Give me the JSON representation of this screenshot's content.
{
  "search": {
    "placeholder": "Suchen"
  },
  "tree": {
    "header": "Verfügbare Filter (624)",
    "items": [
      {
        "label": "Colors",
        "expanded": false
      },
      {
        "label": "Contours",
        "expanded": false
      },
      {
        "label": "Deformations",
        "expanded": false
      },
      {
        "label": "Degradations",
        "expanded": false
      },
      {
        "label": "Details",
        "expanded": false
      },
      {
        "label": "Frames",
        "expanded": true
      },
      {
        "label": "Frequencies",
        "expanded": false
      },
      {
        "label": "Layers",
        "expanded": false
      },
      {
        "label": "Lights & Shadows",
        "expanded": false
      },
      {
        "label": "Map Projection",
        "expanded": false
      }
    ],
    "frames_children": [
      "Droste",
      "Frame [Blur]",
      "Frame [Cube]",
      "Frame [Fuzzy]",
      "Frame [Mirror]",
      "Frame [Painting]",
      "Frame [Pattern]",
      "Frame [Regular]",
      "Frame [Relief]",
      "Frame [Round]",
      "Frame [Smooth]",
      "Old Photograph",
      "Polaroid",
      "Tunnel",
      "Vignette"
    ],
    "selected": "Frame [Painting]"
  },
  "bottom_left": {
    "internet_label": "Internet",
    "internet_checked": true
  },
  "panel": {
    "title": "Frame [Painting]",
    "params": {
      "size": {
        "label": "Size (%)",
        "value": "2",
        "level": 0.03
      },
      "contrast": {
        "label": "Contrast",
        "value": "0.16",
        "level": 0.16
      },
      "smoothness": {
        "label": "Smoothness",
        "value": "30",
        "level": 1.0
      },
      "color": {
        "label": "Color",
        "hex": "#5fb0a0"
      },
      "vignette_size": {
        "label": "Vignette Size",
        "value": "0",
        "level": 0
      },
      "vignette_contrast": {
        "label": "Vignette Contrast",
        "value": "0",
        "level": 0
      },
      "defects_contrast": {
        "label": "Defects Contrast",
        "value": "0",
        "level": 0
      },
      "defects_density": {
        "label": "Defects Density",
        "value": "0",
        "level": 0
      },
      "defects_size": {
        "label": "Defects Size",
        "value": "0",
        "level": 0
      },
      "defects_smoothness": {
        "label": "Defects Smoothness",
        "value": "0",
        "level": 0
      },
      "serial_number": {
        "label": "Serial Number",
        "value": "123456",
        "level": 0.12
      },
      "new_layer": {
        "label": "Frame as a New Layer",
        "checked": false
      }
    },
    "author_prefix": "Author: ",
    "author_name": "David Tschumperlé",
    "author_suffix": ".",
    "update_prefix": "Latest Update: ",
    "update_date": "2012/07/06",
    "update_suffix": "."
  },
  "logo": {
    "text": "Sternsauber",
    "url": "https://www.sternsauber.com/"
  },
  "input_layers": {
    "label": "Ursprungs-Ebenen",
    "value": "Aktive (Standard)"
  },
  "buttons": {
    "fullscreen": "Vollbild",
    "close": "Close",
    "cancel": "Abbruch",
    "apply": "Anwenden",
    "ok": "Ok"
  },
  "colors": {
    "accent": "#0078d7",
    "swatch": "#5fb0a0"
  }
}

# # # #

* What is needed
Print all of the entries exactly as they are written.

* Result for this exercise
Give me the JSON representation of this screenshot's content.
{
  "search": {
    "placeholder": "Suchen"
  },
  "tree": {
    "header": "Verfügbare Filter (624)",
    "items": [
      {
        "label": "Colors",
        "expanded": false
      },
      {
        "label": "Contours",
        "expanded": false
      },
      {
        "label": "Deformations",
        "expanded": false
      },
      {
        "label": "Degradations",
        "expanded": false
      },
      {
        "label": "Details",
        "expanded": false
      },
      {
        "label": "Frames",
        "expanded": true
      },
      {
        "label": "Frequencies",
        "expanded": false
      },
      {
        "label": "Layers",
        "expanded": false
      },
      {
        "label": "Lights & Shadows",
        "expanded": false
      },
      {
        "label": "Map Projection",
        "expanded": false
      }
    ],
    "frames_children": [
      "Droste",
      "Frame [Blur]",
      "Frame [Cube]",
      "Frame [Fuzzy]",
      "Frame [Mirror]",
      "Frame [Painting]",
      "Frame [Pattern]",
      "Frame [Regular]",
      "Frame [Relief]",
      "Frame [Round]",
      "Frame [Smooth]",
      "Old Photograph",
      "Polaroid",
      "Tunnel",
      "Vignette"
    ],
    "selected": "Frame [Painting]"
  },
  "bottom_left": {
    "internet_label": "Internet",
    "internet_checked": true
  },
  "panel": {
    "title": "Frame [Painting]",
    "params": {
      "size": {
        "label": "Size (%)",
        "value": "2",
        "level": 0.03
      },
      "contrast": {
        "label": "Contrast",
        "value": "0.16",
        "level": 0.16
      },
      "smoothness": {
        "label": "Smoothness",
        "value": "30",
        "level": 1.0
      },
      "color": {
        "label": "Color",
        "hex": "#5fb0a0"
      },
      "vignette_size": {
        "label": "Vignette Size",
        "value": "0",
        "level": 0
      },
      "vignette_contrast": {
        "label": "Vignette Contrast",
        "value": "0",
        "level": 0
      },
      "defects_contrast": {
        "label": "Defects Contrast",
        "value": "0",
        "level": 0
      },
      "defects_density": {
        "label": "Defects Density",
        "value": "0",
        "level": 0
      },
      "defects_size": {
        "label": "Defects Size",
        "value": "0",
        "level": 0
      },
      "defects_smoothness": {
        "label": "Defects Smoothness",
        "value": "0",
        "level": 0
      },
      "serial_number": {
        "label": "Serial Number",
        "value": "123456",
        "level": 0.12
      },
      "new_layer": {
        "label": "Frame as a New Layer",
        "checked": false
      }
    },
    "author_prefix": "Author: ",
    "author_name": "David Tschumperlé",
    "author_suffix": ".",
    "update_prefix": "Latest Update: ",
    "update_date": "2012/07/06",
    "update_suffix": "."
  },
  "logo": {
    "text": "Sternsauber",
    "url": "https://www.sternsauber.com/"
  },
  "input_layers": {
    "label": "Ursprungs-Ebenen",
    "value": "Aktive (Standard)"
  },
  "buttons": {
    "fullscreen": "Vollbild",
    "close": "Close",
    "cancel": "Abbruch",
    "apply": "Anwenden",
    "ok": "Ok"
  },
  "colors": {
    "accent": "#0078d7",
    "swatch": "#5fb0a0"
  }
}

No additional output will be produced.